### [THE EXERCISE]
In the data below, find every line that has the string "Retention", and copy it.

§ §

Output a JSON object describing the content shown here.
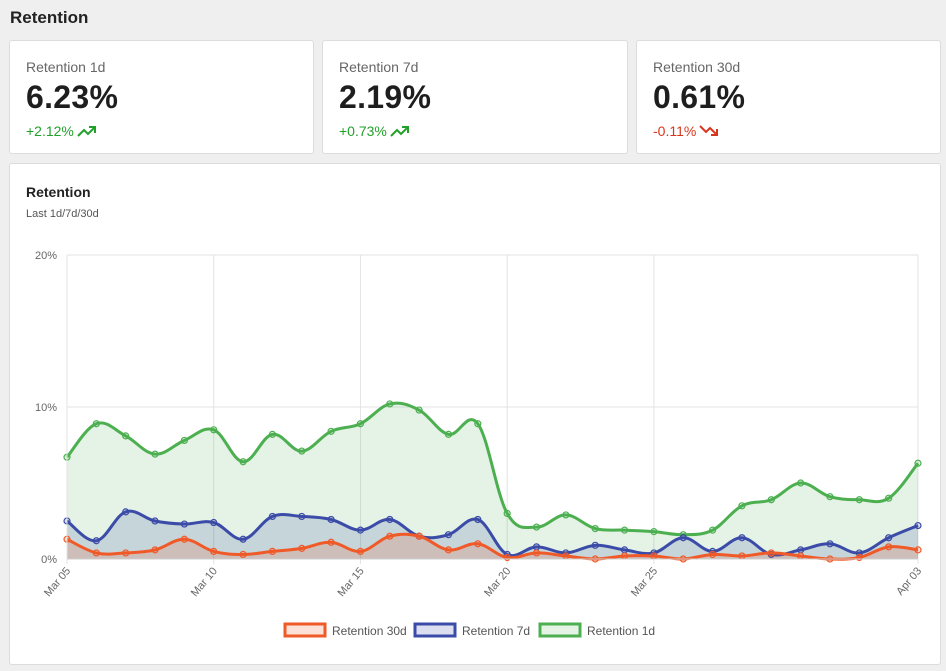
{
  "page": {
    "title": "Retention"
  },
  "stats": [
    {
      "label": "Retention 1d",
      "value": "6.23%",
      "delta": "+2.12%",
      "direction": "up",
      "icon": "trend-up-icon"
    },
    {
      "label": "Retention 7d",
      "value": "2.19%",
      "delta": "+0.73%",
      "direction": "up",
      "icon": "trend-up-icon"
    },
    {
      "label": "Retention 30d",
      "value": "0.61%",
      "delta": "-0.11%",
      "direction": "down",
      "icon": "trend-down-icon"
    }
  ],
  "colors": {
    "up": "#22a12a",
    "down": "#d8361c"
  },
  "chart_data": {
    "type": "area",
    "title": "Retention",
    "subtitle": "Last 1d/7d/30d",
    "y_ticks": [
      "0%",
      "10%",
      "20%"
    ],
    "ylim": [
      0,
      20
    ],
    "x_tick_labels": [
      "Mar 05",
      "Mar 10",
      "Mar 15",
      "Mar 20",
      "Mar 25",
      "Apr 03"
    ],
    "x_tick_dates": [
      "Mar 05",
      "Mar 10",
      "Mar 15",
      "Mar 20",
      "Mar 25",
      "Apr 03"
    ],
    "x": [
      "Mar 05",
      "Mar 06",
      "Mar 07",
      "Mar 08",
      "Mar 09",
      "Mar 10",
      "Mar 11",
      "Mar 12",
      "Mar 13",
      "Mar 14",
      "Mar 15",
      "Mar 16",
      "Mar 17",
      "Mar 18",
      "Mar 19",
      "Mar 20",
      "Mar 21",
      "Mar 22",
      "Mar 23",
      "Mar 24",
      "Mar 25",
      "Mar 26",
      "Mar 27",
      "Mar 28",
      "Mar 29",
      "Mar 30",
      "Mar 31",
      "Apr 01",
      "Apr 02",
      "Apr 03"
    ],
    "grid": true,
    "legend_position": "bottom",
    "series": [
      {
        "name": "Retention 30d",
        "color": "#f05a28",
        "fill": "rgba(240,90,40,0.18)",
        "values": [
          1.3,
          0.4,
          0.4,
          0.6,
          1.3,
          0.5,
          0.3,
          0.5,
          0.7,
          1.1,
          0.5,
          1.5,
          1.5,
          0.6,
          1.0,
          0.1,
          0.4,
          0.2,
          0.0,
          0.2,
          0.2,
          0.0,
          0.3,
          0.2,
          0.4,
          0.2,
          0.0,
          0.1,
          0.8,
          0.6
        ]
      },
      {
        "name": "Retention 7d",
        "color": "#3b4ba8",
        "fill": "rgba(59,75,168,0.18)",
        "values": [
          2.5,
          1.2,
          3.1,
          2.5,
          2.3,
          2.4,
          1.3,
          2.8,
          2.8,
          2.6,
          1.9,
          2.6,
          1.5,
          1.6,
          2.6,
          0.3,
          0.8,
          0.4,
          0.9,
          0.6,
          0.4,
          1.4,
          0.5,
          1.4,
          0.3,
          0.6,
          1.0,
          0.4,
          1.4,
          2.2
        ]
      },
      {
        "name": "Retention 1d",
        "color": "#4caf50",
        "fill": "rgba(76,175,80,0.15)",
        "values": [
          6.7,
          8.9,
          8.1,
          6.9,
          7.8,
          8.5,
          6.4,
          8.2,
          7.1,
          8.4,
          8.9,
          10.2,
          9.8,
          8.2,
          8.9,
          3.0,
          2.1,
          2.9,
          2.0,
          1.9,
          1.8,
          1.6,
          1.9,
          3.5,
          3.9,
          5.0,
          4.1,
          3.9,
          4.0,
          6.3
        ]
      }
    ]
  }
}
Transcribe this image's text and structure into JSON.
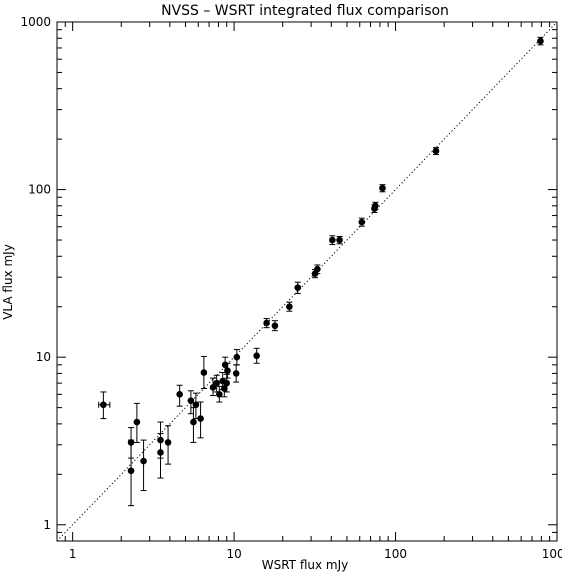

§ §

### [COMPLETE RESPONSE]
    "title": "Retention"
      "label": "Retention 1d",
      "label": "Retention 7d",
      "label": "Retention 30d",
    "title": "Retention",
        "name": "Retention 30d",
        "name": "Retention 7d",
        "name": "Retention 1d",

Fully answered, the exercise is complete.